** Your objective **
Find all lines in the listing that include the word "надежности", then copy them.

+++ Dataset extract

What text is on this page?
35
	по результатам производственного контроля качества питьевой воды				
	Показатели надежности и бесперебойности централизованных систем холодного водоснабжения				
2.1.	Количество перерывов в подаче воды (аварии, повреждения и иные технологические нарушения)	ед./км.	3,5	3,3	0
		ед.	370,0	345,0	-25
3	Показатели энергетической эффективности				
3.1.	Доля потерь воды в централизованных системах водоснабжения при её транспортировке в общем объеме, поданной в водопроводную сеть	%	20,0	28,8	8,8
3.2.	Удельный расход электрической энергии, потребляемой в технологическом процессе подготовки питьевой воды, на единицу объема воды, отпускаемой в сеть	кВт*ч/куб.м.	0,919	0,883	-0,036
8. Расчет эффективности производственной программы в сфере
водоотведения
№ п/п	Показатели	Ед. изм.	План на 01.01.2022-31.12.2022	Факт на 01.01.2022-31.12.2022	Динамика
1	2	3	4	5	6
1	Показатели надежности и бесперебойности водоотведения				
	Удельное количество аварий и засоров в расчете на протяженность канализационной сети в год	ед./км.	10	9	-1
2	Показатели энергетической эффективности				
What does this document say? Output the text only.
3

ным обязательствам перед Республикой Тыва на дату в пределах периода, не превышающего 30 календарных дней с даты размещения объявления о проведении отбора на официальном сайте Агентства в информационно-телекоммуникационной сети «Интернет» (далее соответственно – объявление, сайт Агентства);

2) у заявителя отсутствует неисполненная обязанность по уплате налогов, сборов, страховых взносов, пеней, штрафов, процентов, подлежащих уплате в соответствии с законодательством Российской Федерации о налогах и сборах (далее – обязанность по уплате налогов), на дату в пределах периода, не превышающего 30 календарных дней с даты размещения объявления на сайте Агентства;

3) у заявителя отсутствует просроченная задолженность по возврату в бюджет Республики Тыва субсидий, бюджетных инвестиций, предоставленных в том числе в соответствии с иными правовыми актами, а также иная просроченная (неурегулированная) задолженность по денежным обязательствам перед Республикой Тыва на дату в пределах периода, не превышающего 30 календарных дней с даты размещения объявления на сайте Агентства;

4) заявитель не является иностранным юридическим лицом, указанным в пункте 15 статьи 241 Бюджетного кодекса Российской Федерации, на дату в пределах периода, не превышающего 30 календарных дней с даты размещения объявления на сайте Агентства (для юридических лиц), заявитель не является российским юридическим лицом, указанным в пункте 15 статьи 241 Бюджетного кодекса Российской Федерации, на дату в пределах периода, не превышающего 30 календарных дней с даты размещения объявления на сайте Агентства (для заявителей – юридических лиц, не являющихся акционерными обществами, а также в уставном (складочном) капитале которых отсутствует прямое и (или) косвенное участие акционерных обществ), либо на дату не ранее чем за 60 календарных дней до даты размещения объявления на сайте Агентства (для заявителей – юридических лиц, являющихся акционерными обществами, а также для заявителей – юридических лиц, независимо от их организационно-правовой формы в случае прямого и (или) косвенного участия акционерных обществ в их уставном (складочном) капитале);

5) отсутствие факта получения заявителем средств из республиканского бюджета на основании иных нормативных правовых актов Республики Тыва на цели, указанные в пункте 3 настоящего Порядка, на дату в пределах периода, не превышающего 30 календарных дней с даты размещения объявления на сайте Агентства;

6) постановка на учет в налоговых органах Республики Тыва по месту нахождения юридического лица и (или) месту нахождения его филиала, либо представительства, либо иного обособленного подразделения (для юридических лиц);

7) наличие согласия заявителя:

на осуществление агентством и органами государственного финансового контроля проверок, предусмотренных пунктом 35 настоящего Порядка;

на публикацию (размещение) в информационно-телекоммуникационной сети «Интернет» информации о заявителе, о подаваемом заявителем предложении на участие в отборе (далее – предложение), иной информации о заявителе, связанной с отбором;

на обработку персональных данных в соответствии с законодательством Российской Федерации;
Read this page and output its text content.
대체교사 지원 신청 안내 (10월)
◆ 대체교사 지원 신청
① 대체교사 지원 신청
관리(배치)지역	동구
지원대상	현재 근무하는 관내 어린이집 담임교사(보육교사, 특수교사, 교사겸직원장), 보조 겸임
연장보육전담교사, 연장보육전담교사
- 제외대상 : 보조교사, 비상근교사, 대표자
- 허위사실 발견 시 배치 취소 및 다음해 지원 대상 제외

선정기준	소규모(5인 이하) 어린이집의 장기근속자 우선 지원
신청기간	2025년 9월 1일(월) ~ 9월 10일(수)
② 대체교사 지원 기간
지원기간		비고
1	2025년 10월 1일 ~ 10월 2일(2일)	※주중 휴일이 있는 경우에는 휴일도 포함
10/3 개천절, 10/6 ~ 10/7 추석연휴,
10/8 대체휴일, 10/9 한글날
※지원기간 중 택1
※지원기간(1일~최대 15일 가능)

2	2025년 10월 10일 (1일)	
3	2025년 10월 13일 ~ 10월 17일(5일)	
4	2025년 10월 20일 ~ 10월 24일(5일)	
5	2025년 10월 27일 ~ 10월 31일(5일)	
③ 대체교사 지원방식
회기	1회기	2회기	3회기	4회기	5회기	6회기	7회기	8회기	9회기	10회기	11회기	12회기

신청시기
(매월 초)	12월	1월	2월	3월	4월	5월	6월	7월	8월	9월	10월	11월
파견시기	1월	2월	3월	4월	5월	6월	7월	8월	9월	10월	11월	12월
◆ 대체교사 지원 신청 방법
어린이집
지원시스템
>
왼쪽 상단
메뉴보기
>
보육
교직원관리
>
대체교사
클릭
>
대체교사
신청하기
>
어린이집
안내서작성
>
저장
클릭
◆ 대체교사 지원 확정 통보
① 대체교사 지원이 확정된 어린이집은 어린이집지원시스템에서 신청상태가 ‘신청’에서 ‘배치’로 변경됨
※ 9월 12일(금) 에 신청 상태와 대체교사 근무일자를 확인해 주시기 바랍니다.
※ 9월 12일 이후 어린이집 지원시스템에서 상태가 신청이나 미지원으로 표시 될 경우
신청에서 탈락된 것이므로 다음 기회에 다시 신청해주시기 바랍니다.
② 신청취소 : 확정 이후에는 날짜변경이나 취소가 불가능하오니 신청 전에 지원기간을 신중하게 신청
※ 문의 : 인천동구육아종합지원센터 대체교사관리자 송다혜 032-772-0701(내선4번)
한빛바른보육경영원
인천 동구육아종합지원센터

++++++

** Task answer **
	Показатели надежности и бесперебойности централизованных систем холодного водоснабжения				
1	Показатели надежности и бесперебойности водоотведения				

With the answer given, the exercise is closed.